» Dataset entries
━━━━━━━━━━━━━━━━━━━━

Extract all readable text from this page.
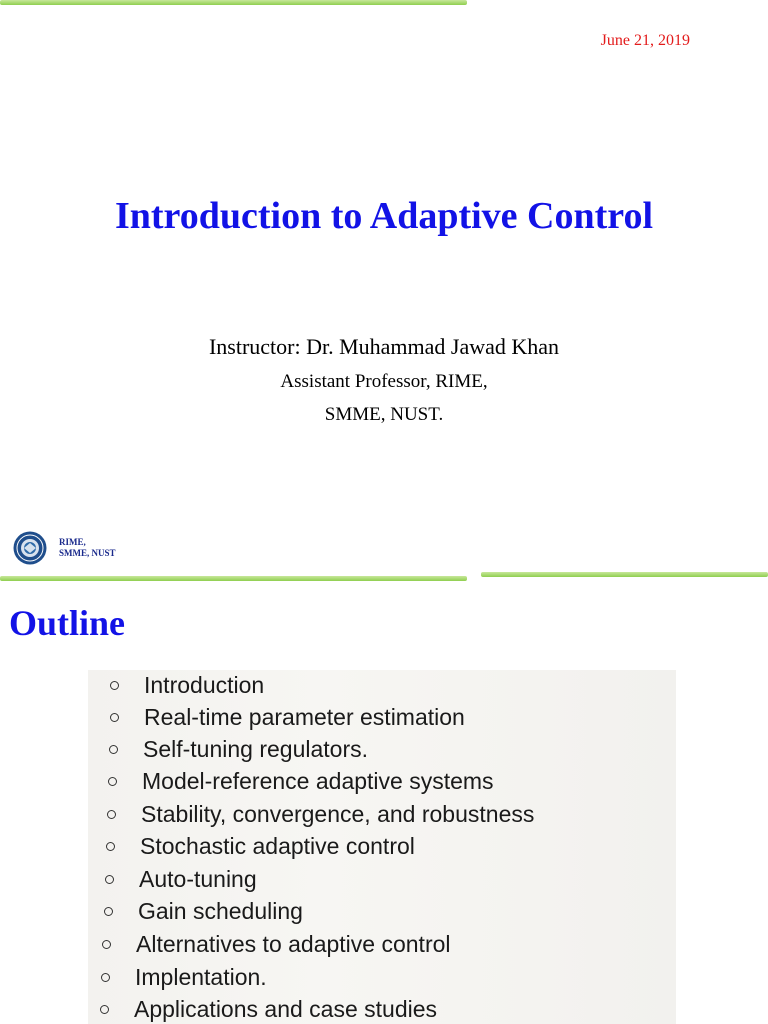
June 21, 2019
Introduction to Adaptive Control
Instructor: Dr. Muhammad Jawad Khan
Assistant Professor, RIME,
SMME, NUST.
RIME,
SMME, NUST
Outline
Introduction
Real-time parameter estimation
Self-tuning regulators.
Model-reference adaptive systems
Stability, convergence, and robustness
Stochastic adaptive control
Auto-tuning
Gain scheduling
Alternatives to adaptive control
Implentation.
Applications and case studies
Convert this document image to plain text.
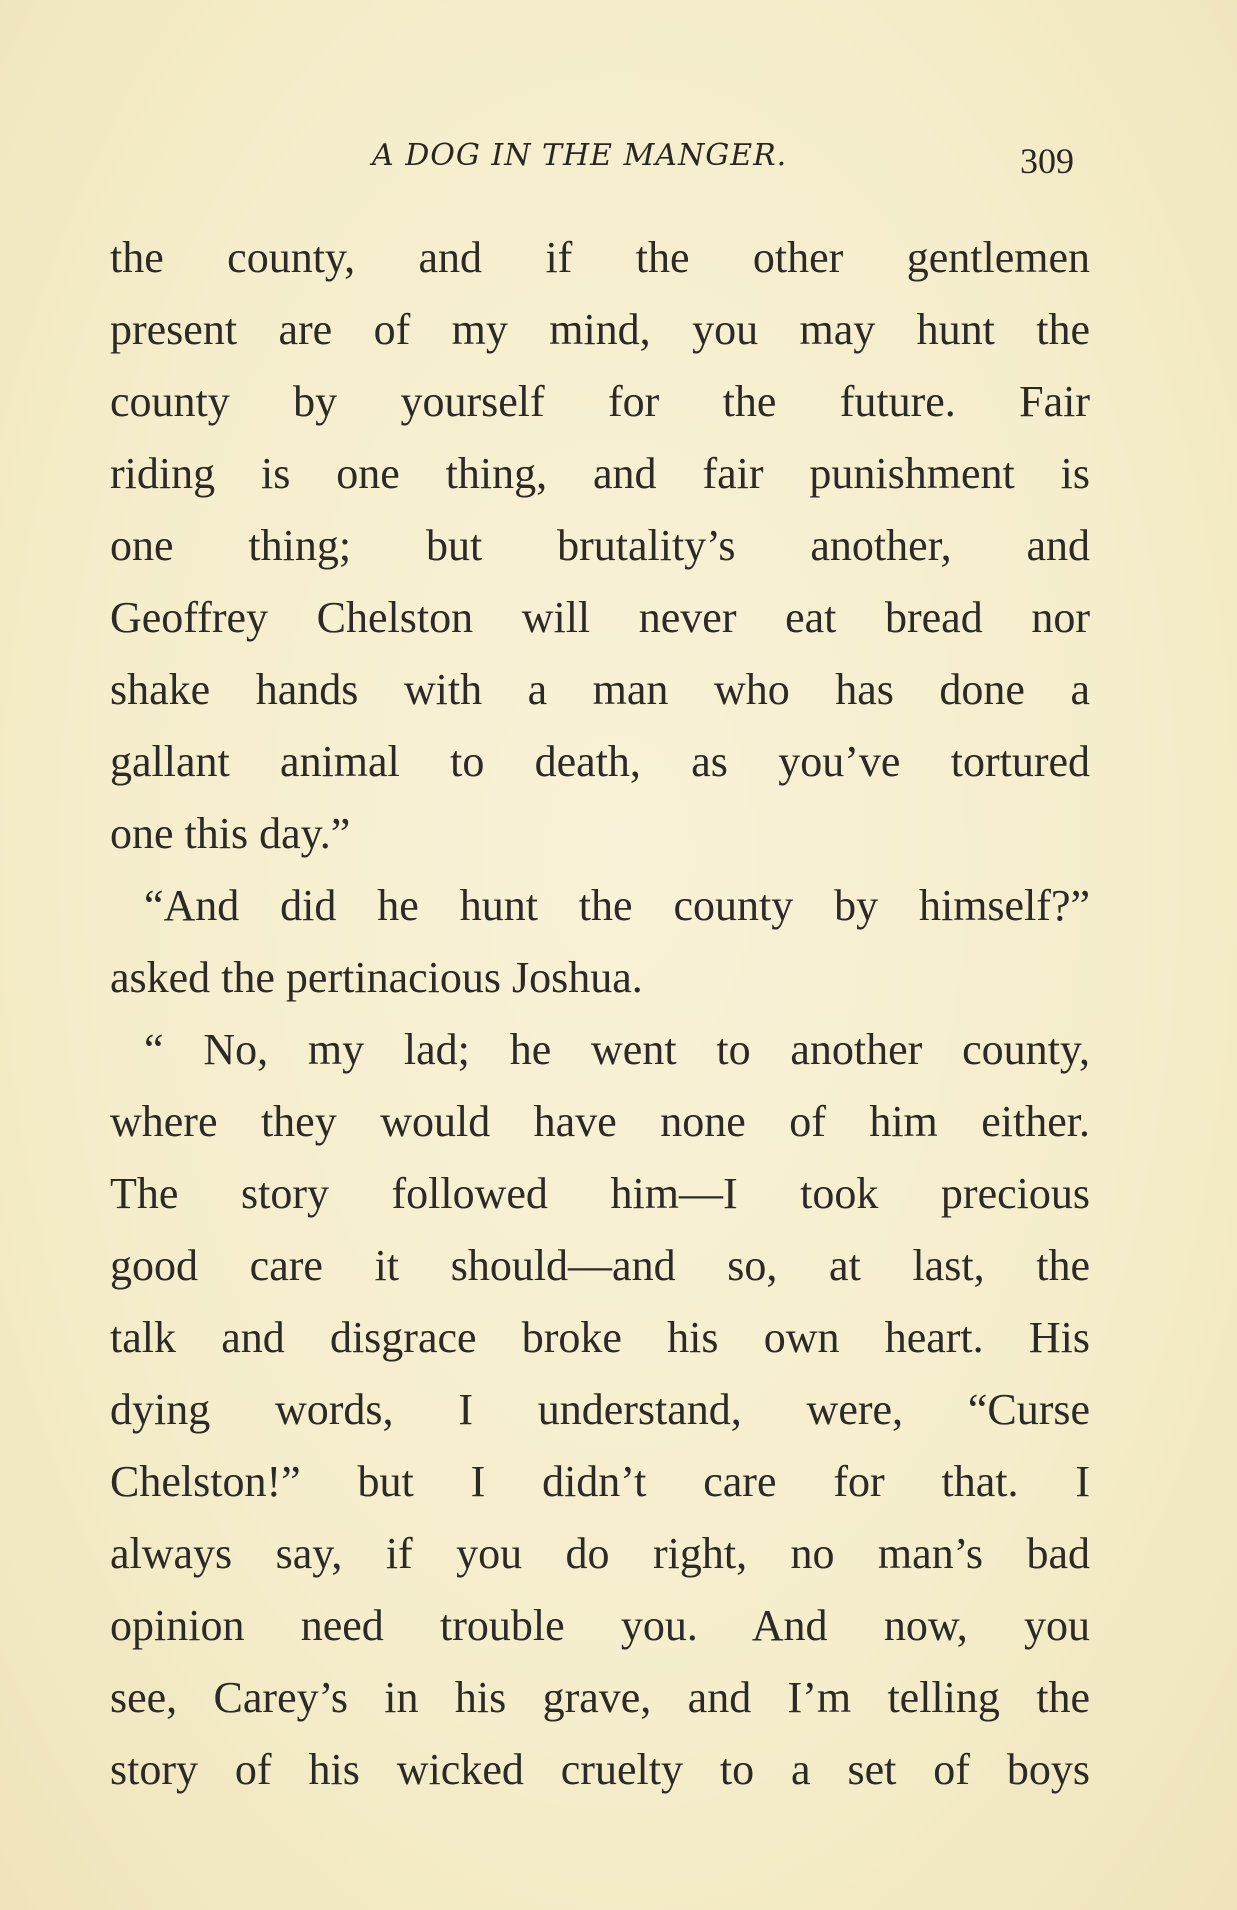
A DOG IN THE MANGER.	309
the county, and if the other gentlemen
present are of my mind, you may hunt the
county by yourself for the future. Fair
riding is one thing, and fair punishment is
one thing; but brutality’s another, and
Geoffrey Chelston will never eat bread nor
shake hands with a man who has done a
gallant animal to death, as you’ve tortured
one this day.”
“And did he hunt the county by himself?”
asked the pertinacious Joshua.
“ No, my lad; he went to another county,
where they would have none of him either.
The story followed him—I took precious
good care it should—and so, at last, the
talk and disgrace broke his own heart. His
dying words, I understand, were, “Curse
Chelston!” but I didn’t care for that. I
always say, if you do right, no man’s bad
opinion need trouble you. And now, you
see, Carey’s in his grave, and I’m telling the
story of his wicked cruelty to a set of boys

━━━━━━━━━━━━━━━━━━━━

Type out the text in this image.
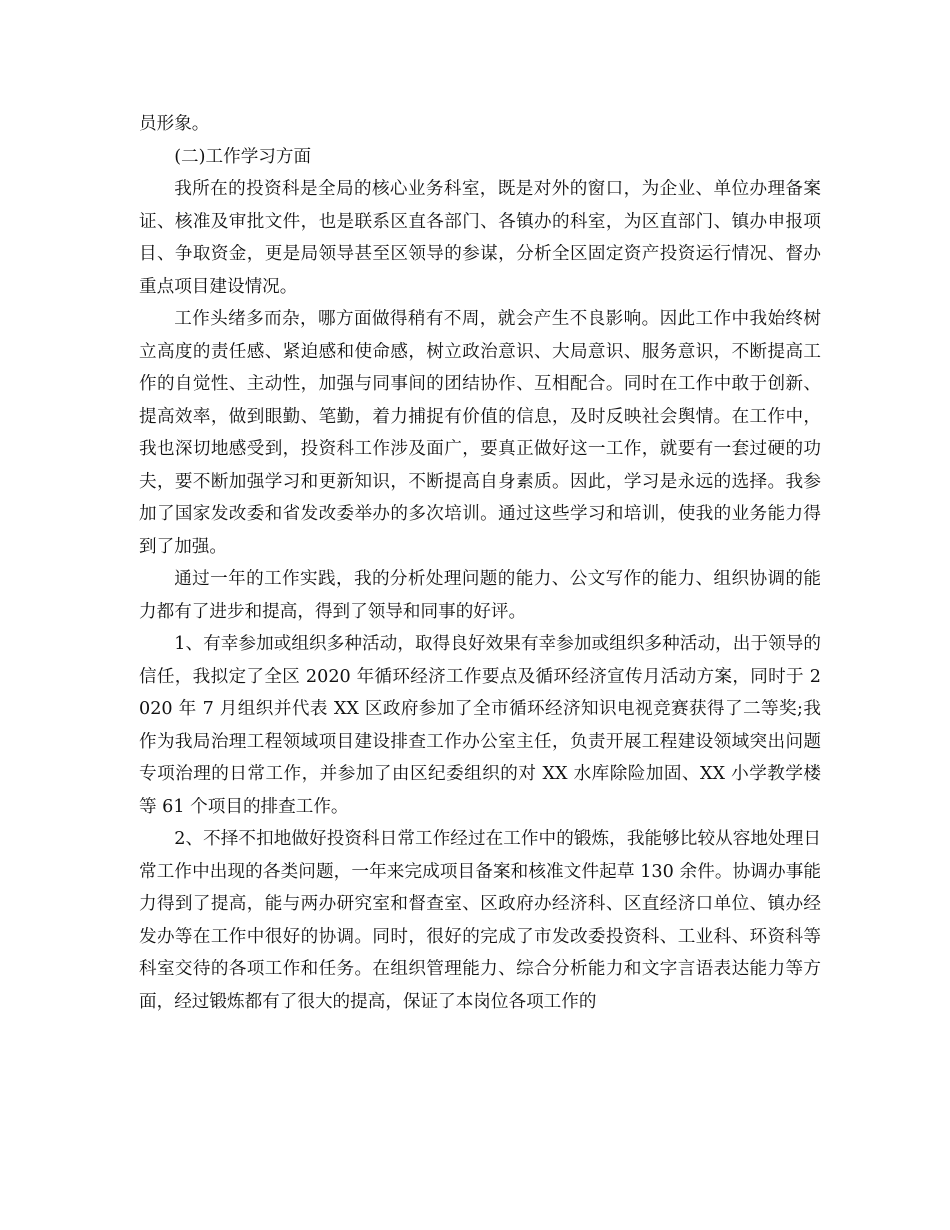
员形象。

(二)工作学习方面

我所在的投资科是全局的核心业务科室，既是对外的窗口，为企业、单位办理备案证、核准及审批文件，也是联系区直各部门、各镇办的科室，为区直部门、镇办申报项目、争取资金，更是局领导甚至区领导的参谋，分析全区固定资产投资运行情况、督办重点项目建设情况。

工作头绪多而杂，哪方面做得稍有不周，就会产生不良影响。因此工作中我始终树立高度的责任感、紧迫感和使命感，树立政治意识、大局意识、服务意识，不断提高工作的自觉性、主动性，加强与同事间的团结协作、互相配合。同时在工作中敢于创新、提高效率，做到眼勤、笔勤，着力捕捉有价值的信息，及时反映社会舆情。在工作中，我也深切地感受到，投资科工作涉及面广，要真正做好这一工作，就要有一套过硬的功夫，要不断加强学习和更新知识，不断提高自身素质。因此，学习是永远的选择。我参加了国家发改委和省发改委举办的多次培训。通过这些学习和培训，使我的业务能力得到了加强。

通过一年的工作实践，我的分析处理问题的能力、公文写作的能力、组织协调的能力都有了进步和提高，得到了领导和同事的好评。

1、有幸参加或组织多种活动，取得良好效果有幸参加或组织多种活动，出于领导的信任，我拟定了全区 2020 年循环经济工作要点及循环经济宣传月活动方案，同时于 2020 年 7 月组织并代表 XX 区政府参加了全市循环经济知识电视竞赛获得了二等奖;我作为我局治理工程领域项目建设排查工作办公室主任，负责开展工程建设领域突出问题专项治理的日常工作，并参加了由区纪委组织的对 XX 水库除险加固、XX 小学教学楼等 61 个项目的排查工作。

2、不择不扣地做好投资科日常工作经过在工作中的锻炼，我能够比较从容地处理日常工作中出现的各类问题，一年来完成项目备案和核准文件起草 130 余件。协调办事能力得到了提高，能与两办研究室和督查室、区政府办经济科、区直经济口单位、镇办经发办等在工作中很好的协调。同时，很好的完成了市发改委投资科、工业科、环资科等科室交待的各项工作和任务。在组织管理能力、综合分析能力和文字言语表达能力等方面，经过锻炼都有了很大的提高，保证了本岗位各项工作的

━━━━━━━━━━━━━━━━━━━━

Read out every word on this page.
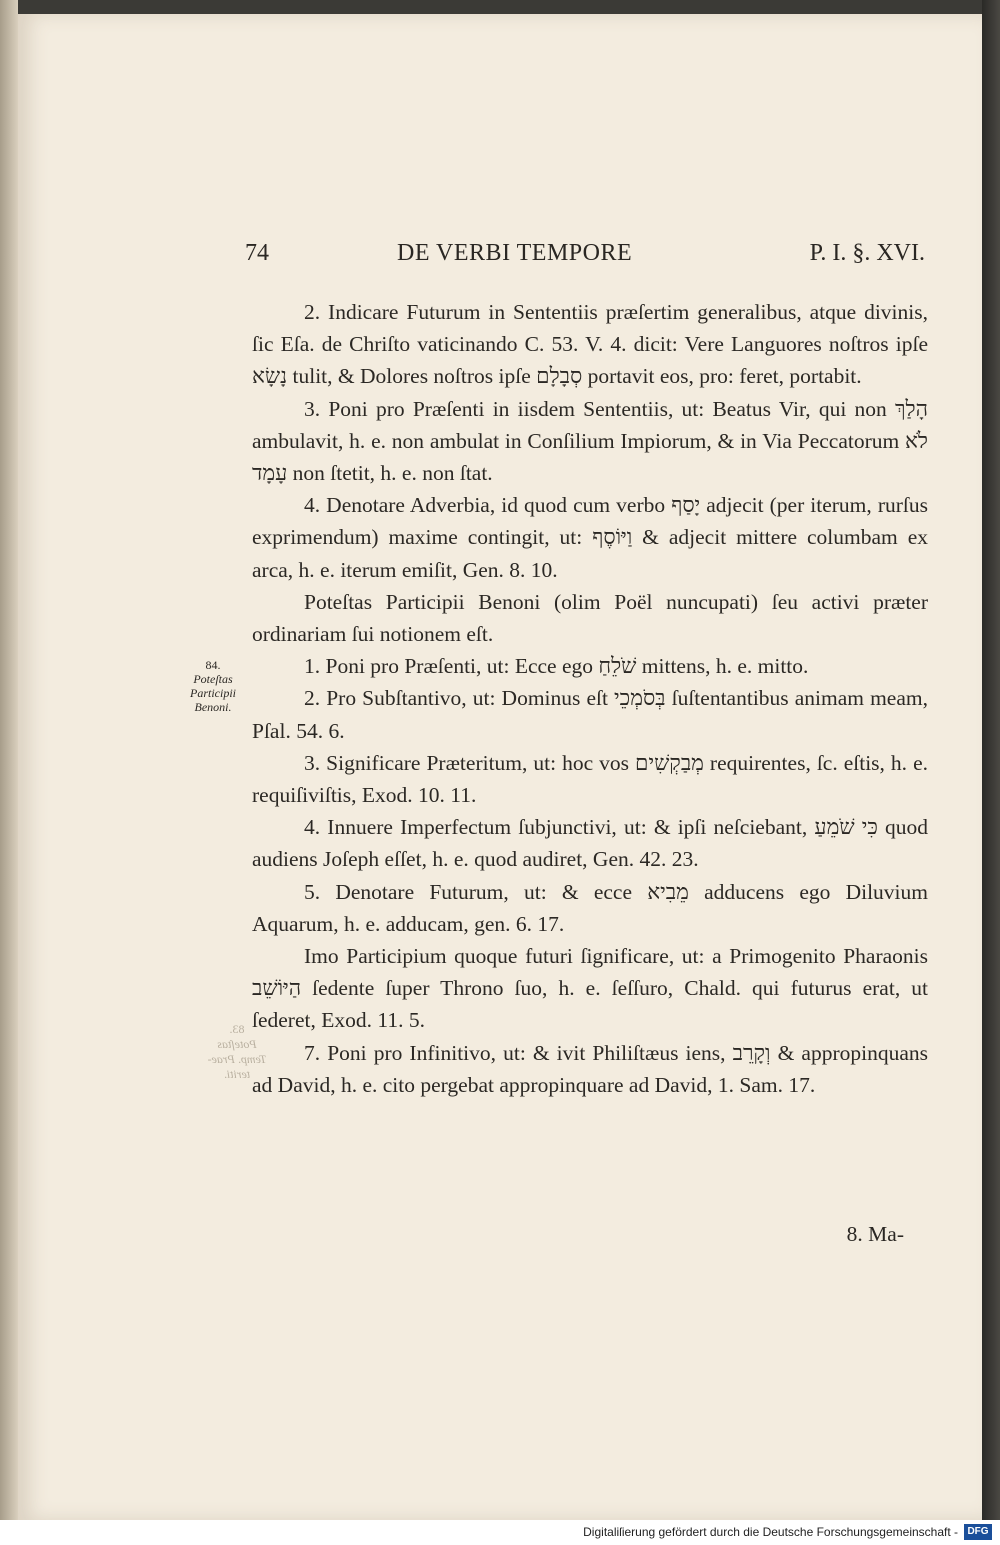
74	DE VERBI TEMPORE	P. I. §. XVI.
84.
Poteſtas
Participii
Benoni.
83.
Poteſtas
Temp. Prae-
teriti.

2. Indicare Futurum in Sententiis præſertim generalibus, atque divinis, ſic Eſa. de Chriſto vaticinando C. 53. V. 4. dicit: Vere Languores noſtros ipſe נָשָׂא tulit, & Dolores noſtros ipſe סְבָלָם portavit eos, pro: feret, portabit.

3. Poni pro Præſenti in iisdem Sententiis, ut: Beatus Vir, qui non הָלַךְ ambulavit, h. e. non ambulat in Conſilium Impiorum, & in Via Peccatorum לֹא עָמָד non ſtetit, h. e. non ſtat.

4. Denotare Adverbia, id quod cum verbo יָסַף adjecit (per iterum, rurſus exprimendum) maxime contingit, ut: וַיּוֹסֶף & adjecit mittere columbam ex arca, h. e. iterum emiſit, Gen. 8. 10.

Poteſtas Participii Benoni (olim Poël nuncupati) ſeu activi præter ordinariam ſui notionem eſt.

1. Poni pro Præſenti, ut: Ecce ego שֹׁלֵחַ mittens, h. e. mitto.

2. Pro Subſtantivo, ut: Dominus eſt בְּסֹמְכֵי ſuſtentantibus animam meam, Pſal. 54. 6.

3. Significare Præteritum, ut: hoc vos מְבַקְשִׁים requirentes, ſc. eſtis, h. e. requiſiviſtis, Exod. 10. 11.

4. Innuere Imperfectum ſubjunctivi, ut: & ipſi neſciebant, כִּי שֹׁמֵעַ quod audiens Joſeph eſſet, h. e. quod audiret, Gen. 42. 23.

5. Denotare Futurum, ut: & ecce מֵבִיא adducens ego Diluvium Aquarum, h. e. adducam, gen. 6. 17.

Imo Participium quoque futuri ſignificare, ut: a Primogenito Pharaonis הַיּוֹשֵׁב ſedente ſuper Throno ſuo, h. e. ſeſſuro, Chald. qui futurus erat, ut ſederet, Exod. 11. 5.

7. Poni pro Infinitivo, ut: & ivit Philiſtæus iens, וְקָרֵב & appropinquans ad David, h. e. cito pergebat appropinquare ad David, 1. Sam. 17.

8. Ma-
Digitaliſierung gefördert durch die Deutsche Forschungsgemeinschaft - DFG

━━━━━━━━━━━━━━━━━━━━

» GOAL
State how many lines of the records above contain the word "Participii", and give only that number.

» THE RESPONSE
2